- TASK OBJECTIVE
Produce the listing below again, exactly as shown.

- DATA LINES
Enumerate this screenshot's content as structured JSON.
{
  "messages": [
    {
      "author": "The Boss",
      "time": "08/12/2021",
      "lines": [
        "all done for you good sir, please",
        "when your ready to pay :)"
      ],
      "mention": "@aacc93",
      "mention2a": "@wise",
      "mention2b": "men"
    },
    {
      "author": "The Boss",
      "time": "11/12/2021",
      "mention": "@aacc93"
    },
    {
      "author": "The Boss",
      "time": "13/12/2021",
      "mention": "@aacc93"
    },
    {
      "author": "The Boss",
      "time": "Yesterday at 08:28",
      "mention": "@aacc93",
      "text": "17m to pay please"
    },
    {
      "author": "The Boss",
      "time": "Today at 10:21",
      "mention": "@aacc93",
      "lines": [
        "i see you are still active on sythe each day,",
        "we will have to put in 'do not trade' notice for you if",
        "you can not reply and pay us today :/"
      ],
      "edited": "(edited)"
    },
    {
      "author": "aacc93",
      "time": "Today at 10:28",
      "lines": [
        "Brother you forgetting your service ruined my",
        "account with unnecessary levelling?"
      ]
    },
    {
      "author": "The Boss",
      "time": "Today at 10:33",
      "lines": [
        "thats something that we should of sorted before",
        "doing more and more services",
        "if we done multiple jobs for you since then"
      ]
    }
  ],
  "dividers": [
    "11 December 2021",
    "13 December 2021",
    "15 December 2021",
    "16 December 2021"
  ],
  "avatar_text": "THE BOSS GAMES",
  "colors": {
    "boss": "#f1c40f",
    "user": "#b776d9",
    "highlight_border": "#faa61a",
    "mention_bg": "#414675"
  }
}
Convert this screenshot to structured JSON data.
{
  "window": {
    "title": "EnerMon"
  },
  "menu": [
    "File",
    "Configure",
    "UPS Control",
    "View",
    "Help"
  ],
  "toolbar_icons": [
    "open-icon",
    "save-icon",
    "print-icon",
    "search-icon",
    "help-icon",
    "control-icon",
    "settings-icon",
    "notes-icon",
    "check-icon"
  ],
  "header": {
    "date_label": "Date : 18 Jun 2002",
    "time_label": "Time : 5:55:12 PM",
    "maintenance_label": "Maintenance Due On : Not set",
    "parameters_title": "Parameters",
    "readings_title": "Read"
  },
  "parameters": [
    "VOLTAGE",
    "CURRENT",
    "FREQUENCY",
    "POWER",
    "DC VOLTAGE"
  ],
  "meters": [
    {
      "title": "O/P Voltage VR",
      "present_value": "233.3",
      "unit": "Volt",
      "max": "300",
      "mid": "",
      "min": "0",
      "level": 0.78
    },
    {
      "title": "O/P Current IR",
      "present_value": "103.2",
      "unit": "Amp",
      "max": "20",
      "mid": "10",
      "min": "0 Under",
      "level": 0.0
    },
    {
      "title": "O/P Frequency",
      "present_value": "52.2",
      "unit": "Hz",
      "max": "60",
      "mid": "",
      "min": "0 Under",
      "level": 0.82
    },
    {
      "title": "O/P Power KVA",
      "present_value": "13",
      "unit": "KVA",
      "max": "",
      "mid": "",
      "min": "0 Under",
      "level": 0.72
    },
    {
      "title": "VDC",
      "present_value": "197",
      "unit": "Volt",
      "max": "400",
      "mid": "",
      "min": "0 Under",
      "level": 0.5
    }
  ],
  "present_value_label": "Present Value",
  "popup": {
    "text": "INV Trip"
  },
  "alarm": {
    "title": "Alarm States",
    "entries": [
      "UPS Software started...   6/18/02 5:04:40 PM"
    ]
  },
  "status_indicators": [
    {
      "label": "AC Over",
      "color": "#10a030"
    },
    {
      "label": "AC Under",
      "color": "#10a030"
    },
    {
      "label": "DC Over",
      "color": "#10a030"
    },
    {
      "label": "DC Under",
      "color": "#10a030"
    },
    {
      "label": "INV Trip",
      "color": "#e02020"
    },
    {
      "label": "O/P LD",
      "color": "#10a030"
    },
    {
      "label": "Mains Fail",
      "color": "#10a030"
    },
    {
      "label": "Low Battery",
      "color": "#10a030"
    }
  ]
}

- EXERCISE RESULT
Enumerate this screenshot's content as structured JSON.
{
  "messages": [
    {
      "author": "The Boss",
      "time": "08/12/2021",
      "lines": [
        "all done for you good sir, please",
        "when your ready to pay :)"
      ],
      "mention": "@aacc93",
      "mention2a": "@wise",
      "mention2b": "men"
    },
    {
      "author": "The Boss",
      "time": "11/12/2021",
      "mention": "@aacc93"
    },
    {
      "author": "The Boss",
      "time": "13/12/2021",
      "mention": "@aacc93"
    },
    {
      "author": "The Boss",
      "time": "Yesterday at 08:28",
      "mention": "@aacc93",
      "text": "17m to pay please"
    },
    {
      "author": "The Boss",
      "time": "Today at 10:21",
      "mention": "@aacc93",
      "lines": [
        "i see you are still active on sythe each day,",
        "we will have to put in 'do not trade' notice for you if",
        "you can not reply and pay us today :/"
      ],
      "edited": "(edited)"
    },
    {
      "author": "aacc93",
      "time": "Today at 10:28",
      "lines": [
        "Brother you forgetting your service ruined my",
        "account with unnecessary levelling?"
      ]
    },
    {
      "author": "The Boss",
      "time": "Today at 10:33",
      "lines": [
        "thats something that we should of sorted before",
        "doing more and more services",
        "if we done multiple jobs for you since then"
      ]
    }
  ],
  "dividers": [
    "11 December 2021",
    "13 December 2021",
    "15 December 2021",
    "16 December 2021"
  ],
  "avatar_text": "THE BOSS GAMES",
  "colors": {
    "boss": "#f1c40f",
    "user": "#b776d9",
    "highlight_border": "#faa61a",
    "mention_bg": "#414675"
  }
}
Convert this screenshot to structured JSON data.
{
  "window": {
    "title": "EnerMon"
  },
  "menu": [
    "File",
    "Configure",
    "UPS Control",
    "View",
    "Help"
  ],
  "toolbar_icons": [
    "open-icon",
    "save-icon",
    "print-icon",
    "search-icon",
    "help-icon",
    "control-icon",
    "settings-icon",
    "notes-icon",
    "check-icon"
  ],
  "header": {
    "date_label": "Date : 18 Jun 2002",
    "time_label": "Time : 5:55:12 PM",
    "maintenance_label": "Maintenance Due On : Not set",
    "parameters_title": "Parameters",
    "readings_title": "Read"
  },
  "parameters": [
    "VOLTAGE",
    "CURRENT",
    "FREQUENCY",
    "POWER",
    "DC VOLTAGE"
  ],
  "meters": [
    {
      "title": "O/P Voltage VR",
      "present_value": "233.3",
      "unit": "Volt",
      "max": "300",
      "mid": "",
      "min": "0",
      "level": 0.78
    },
    {
      "title": "O/P Current IR",
      "present_value": "103.2",
      "unit": "Amp",
      "max": "20",
      "mid": "10",
      "min": "0 Under",
      "level": 0.0
    },
    {
      "title": "O/P Frequency",
      "present_value": "52.2",
      "unit": "Hz",
      "max": "60",
      "mid": "",
      "min": "0 Under",
      "level": 0.82
    },
    {
      "title": "O/P Power KVA",
      "present_value": "13",
      "unit": "KVA",
      "max": "",
      "mid": "",
      "min": "0 Under",
      "level": 0.72
    },
    {
      "title": "VDC",
      "present_value": "197",
      "unit": "Volt",
      "max": "400",
      "mid": "",
      "min": "0 Under",
      "level": 0.5
    }
  ],
  "present_value_label": "Present Value",
  "popup": {
    "text": "INV Trip"
  },
  "alarm": {
    "title": "Alarm States",
    "entries": [
      "UPS Software started...   6/18/02 5:04:40 PM"
    ]
  },
  "status_indicators": [
    {
      "label": "AC Over",
      "color": "#10a030"
    },
    {
      "label": "AC Under",
      "color": "#10a030"
    },
    {
      "label": "DC Over",
      "color": "#10a030"
    },
    {
      "label": "DC Under",
      "color": "#10a030"
    },
    {
      "label": "INV Trip",
      "color": "#e02020"
    },
    {
      "label": "O/P LD",
      "color": "#10a030"
    },
    {
      "label": "Mains Fail",
      "color": "#10a030"
    },
    {
      "label": "Low Battery",
      "color": "#10a030"
    }
  ]
}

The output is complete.